> [Short exercise] Your task is to output the entries below word for word.

⟨

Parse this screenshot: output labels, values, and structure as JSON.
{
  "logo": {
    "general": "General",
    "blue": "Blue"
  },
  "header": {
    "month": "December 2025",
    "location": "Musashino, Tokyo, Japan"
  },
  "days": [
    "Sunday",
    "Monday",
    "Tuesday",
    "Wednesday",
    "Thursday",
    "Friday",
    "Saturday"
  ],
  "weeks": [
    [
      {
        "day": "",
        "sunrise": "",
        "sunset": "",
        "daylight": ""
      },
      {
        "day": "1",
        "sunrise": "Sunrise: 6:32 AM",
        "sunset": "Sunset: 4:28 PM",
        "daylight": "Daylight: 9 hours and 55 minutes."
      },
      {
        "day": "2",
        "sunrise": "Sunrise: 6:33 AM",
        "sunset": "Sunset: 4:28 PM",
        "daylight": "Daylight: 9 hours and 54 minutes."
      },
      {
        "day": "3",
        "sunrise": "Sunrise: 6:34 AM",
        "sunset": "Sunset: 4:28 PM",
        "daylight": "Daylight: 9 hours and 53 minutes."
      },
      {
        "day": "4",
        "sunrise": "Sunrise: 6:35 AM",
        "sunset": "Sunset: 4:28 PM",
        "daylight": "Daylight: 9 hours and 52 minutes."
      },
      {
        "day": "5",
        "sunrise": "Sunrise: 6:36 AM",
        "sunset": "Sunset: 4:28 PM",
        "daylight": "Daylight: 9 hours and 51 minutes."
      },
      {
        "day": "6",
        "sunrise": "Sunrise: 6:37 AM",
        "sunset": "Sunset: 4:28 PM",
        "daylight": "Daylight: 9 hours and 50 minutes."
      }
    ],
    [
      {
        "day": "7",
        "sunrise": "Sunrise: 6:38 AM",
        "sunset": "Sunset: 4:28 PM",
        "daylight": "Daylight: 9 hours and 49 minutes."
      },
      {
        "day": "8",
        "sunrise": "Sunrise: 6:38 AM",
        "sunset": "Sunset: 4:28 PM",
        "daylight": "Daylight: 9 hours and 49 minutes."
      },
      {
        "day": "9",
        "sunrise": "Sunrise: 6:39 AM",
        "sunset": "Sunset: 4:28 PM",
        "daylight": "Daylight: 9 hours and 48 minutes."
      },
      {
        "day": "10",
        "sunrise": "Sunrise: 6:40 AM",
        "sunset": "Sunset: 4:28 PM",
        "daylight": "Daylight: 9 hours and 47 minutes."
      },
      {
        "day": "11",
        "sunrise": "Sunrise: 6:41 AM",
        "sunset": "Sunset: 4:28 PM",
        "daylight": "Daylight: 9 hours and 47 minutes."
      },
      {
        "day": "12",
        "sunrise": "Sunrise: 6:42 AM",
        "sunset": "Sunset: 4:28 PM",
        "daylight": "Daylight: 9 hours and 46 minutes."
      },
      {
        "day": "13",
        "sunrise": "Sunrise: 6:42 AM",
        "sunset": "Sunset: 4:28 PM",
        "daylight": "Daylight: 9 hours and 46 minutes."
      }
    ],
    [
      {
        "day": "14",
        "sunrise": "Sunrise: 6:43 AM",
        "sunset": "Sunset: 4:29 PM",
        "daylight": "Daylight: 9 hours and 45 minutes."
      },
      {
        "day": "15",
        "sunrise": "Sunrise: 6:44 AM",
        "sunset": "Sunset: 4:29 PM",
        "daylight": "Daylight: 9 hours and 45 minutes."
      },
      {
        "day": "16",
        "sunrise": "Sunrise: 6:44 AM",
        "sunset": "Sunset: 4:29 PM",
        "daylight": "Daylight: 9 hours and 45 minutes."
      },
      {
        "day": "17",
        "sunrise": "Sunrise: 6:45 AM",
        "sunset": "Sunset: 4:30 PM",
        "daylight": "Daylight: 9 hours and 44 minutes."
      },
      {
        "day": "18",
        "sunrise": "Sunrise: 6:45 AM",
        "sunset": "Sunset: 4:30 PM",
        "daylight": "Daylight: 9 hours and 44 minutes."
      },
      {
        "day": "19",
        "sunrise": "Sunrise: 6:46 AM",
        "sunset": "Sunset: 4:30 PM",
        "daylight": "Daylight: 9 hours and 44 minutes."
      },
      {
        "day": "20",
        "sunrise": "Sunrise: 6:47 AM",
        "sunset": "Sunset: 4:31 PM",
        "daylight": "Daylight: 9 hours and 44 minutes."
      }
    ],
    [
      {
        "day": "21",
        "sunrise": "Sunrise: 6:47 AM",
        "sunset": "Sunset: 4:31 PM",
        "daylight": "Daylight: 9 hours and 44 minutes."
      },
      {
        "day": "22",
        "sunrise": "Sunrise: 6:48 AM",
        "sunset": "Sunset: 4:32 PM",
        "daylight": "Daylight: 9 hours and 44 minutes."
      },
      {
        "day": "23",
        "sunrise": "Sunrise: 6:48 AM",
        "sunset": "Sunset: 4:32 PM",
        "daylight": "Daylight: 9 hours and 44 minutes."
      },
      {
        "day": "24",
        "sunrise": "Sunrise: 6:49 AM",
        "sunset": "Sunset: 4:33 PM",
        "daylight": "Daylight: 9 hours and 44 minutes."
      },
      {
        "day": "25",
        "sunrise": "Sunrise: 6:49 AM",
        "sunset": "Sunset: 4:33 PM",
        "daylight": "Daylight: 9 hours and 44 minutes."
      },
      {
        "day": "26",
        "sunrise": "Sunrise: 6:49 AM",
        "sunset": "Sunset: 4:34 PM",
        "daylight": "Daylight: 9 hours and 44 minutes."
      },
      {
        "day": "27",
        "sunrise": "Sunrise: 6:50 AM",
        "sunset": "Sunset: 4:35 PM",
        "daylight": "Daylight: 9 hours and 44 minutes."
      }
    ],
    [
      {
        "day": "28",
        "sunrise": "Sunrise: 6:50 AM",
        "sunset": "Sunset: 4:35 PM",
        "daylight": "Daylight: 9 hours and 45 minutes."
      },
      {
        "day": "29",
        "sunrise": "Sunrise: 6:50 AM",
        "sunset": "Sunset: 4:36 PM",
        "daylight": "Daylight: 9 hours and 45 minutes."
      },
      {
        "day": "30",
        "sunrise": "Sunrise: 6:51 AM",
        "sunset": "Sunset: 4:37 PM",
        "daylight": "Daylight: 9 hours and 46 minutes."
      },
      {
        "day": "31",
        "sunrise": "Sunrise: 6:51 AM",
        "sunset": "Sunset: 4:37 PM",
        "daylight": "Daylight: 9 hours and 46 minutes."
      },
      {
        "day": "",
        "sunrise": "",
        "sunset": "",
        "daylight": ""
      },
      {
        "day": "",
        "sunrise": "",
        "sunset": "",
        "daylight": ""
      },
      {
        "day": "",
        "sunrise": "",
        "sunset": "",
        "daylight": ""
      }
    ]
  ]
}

⟩

> [Written response]
Parse this screenshot: output labels, values, and structure as JSON.
{
  "logo": {
    "general": "General",
    "blue": "Blue"
  },
  "header": {
    "month": "December 2025",
    "location": "Musashino, Tokyo, Japan"
  },
  "days": [
    "Sunday",
    "Monday",
    "Tuesday",
    "Wednesday",
    "Thursday",
    "Friday",
    "Saturday"
  ],
  "weeks": [
    [
      {
        "day": "",
        "sunrise": "",
        "sunset": "",
        "daylight": ""
      },
      {
        "day": "1",
        "sunrise": "Sunrise: 6:32 AM",
        "sunset": "Sunset: 4:28 PM",
        "daylight": "Daylight: 9 hours and 55 minutes."
      },
      {
        "day": "2",
        "sunrise": "Sunrise: 6:33 AM",
        "sunset": "Sunset: 4:28 PM",
        "daylight": "Daylight: 9 hours and 54 minutes."
      },
      {
        "day": "3",
        "sunrise": "Sunrise: 6:34 AM",
        "sunset": "Sunset: 4:28 PM",
        "daylight": "Daylight: 9 hours and 53 minutes."
      },
      {
        "day": "4",
        "sunrise": "Sunrise: 6:35 AM",
        "sunset": "Sunset: 4:28 PM",
        "daylight": "Daylight: 9 hours and 52 minutes."
      },
      {
        "day": "5",
        "sunrise": "Sunrise: 6:36 AM",
        "sunset": "Sunset: 4:28 PM",
        "daylight": "Daylight: 9 hours and 51 minutes."
      },
      {
        "day": "6",
        "sunrise": "Sunrise: 6:37 AM",
        "sunset": "Sunset: 4:28 PM",
        "daylight": "Daylight: 9 hours and 50 minutes."
      }
    ],
    [
      {
        "day": "7",
        "sunrise": "Sunrise: 6:38 AM",
        "sunset": "Sunset: 4:28 PM",
        "daylight": "Daylight: 9 hours and 49 minutes."
      },
      {
        "day": "8",
        "sunrise": "Sunrise: 6:38 AM",
        "sunset": "Sunset: 4:28 PM",
        "daylight": "Daylight: 9 hours and 49 minutes."
      },
      {
        "day": "9",
        "sunrise": "Sunrise: 6:39 AM",
        "sunset": "Sunset: 4:28 PM",
        "daylight": "Daylight: 9 hours and 48 minutes."
      },
      {
        "day": "10",
        "sunrise": "Sunrise: 6:40 AM",
        "sunset": "Sunset: 4:28 PM",
        "daylight": "Daylight: 9 hours and 47 minutes."
      },
      {
        "day": "11",
        "sunrise": "Sunrise: 6:41 AM",
        "sunset": "Sunset: 4:28 PM",
        "daylight": "Daylight: 9 hours and 47 minutes."
      },
      {
        "day": "12",
        "sunrise": "Sunrise: 6:42 AM",
        "sunset": "Sunset: 4:28 PM",
        "daylight": "Daylight: 9 hours and 46 minutes."
      },
      {
        "day": "13",
        "sunrise": "Sunrise: 6:42 AM",
        "sunset": "Sunset: 4:28 PM",
        "daylight": "Daylight: 9 hours and 46 minutes."
      }
    ],
    [
      {
        "day": "14",
        "sunrise": "Sunrise: 6:43 AM",
        "sunset": "Sunset: 4:29 PM",
        "daylight": "Daylight: 9 hours and 45 minutes."
      },
      {
        "day": "15",
        "sunrise": "Sunrise: 6:44 AM",
        "sunset": "Sunset: 4:29 PM",
        "daylight": "Daylight: 9 hours and 45 minutes."
      },
      {
        "day": "16",
        "sunrise": "Sunrise: 6:44 AM",
        "sunset": "Sunset: 4:29 PM",
        "daylight": "Daylight: 9 hours and 45 minutes."
      },
      {
        "day": "17",
        "sunrise": "Sunrise: 6:45 AM",
        "sunset": "Sunset: 4:30 PM",
        "daylight": "Daylight: 9 hours and 44 minutes."
      },
      {
        "day": "18",
        "sunrise": "Sunrise: 6:45 AM",
        "sunset": "Sunset: 4:30 PM",
        "daylight": "Daylight: 9 hours and 44 minutes."
      },
      {
        "day": "19",
        "sunrise": "Sunrise: 6:46 AM",
        "sunset": "Sunset: 4:30 PM",
        "daylight": "Daylight: 9 hours and 44 minutes."
      },
      {
        "day": "20",
        "sunrise": "Sunrise: 6:47 AM",
        "sunset": "Sunset: 4:31 PM",
        "daylight": "Daylight: 9 hours and 44 minutes."
      }
    ],
    [
      {
        "day": "21",
        "sunrise": "Sunrise: 6:47 AM",
        "sunset": "Sunset: 4:31 PM",
        "daylight": "Daylight: 9 hours and 44 minutes."
      },
      {
        "day": "22",
        "sunrise": "Sunrise: 6:48 AM",
        "sunset": "Sunset: 4:32 PM",
        "daylight": "Daylight: 9 hours and 44 minutes."
      },
      {
        "day": "23",
        "sunrise": "Sunrise: 6:48 AM",
        "sunset": "Sunset: 4:32 PM",
        "daylight": "Daylight: 9 hours and 44 minutes."
      },
      {
        "day": "24",
        "sunrise": "Sunrise: 6:49 AM",
        "sunset": "Sunset: 4:33 PM",
        "daylight": "Daylight: 9 hours and 44 minutes."
      },
      {
        "day": "25",
        "sunrise": "Sunrise: 6:49 AM",
        "sunset": "Sunset: 4:33 PM",
        "daylight": "Daylight: 9 hours and 44 minutes."
      },
      {
        "day": "26",
        "sunrise": "Sunrise: 6:49 AM",
        "sunset": "Sunset: 4:34 PM",
        "daylight": "Daylight: 9 hours and 44 minutes."
      },
      {
        "day": "27",
        "sunrise": "Sunrise: 6:50 AM",
        "sunset": "Sunset: 4:35 PM",
        "daylight": "Daylight: 9 hours and 44 minutes."
      }
    ],
    [
      {
        "day": "28",
        "sunrise": "Sunrise: 6:50 AM",
        "sunset": "Sunset: 4:35 PM",
        "daylight": "Daylight: 9 hours and 45 minutes."
      },
      {
        "day": "29",
        "sunrise": "Sunrise: 6:50 AM",
        "sunset": "Sunset: 4:36 PM",
        "daylight": "Daylight: 9 hours and 45 minutes."
      },
      {
        "day": "30",
        "sunrise": "Sunrise: 6:51 AM",
        "sunset": "Sunset: 4:37 PM",
        "daylight": "Daylight: 9 hours and 46 minutes."
      },
      {
        "day": "31",
        "sunrise": "Sunrise: 6:51 AM",
        "sunset": "Sunset: 4:37 PM",
        "daylight": "Daylight: 9 hours and 46 minutes."
      },
      {
        "day": "",
        "sunrise": "",
        "sunset": "",
        "daylight": ""
      },
      {
        "day": "",
        "sunrise": "",
        "sunset": "",
        "daylight": ""
      },
      {
        "day": "",
        "sunrise": "",
        "sunset": "",
        "daylight": ""
      }
    ]
  ]
}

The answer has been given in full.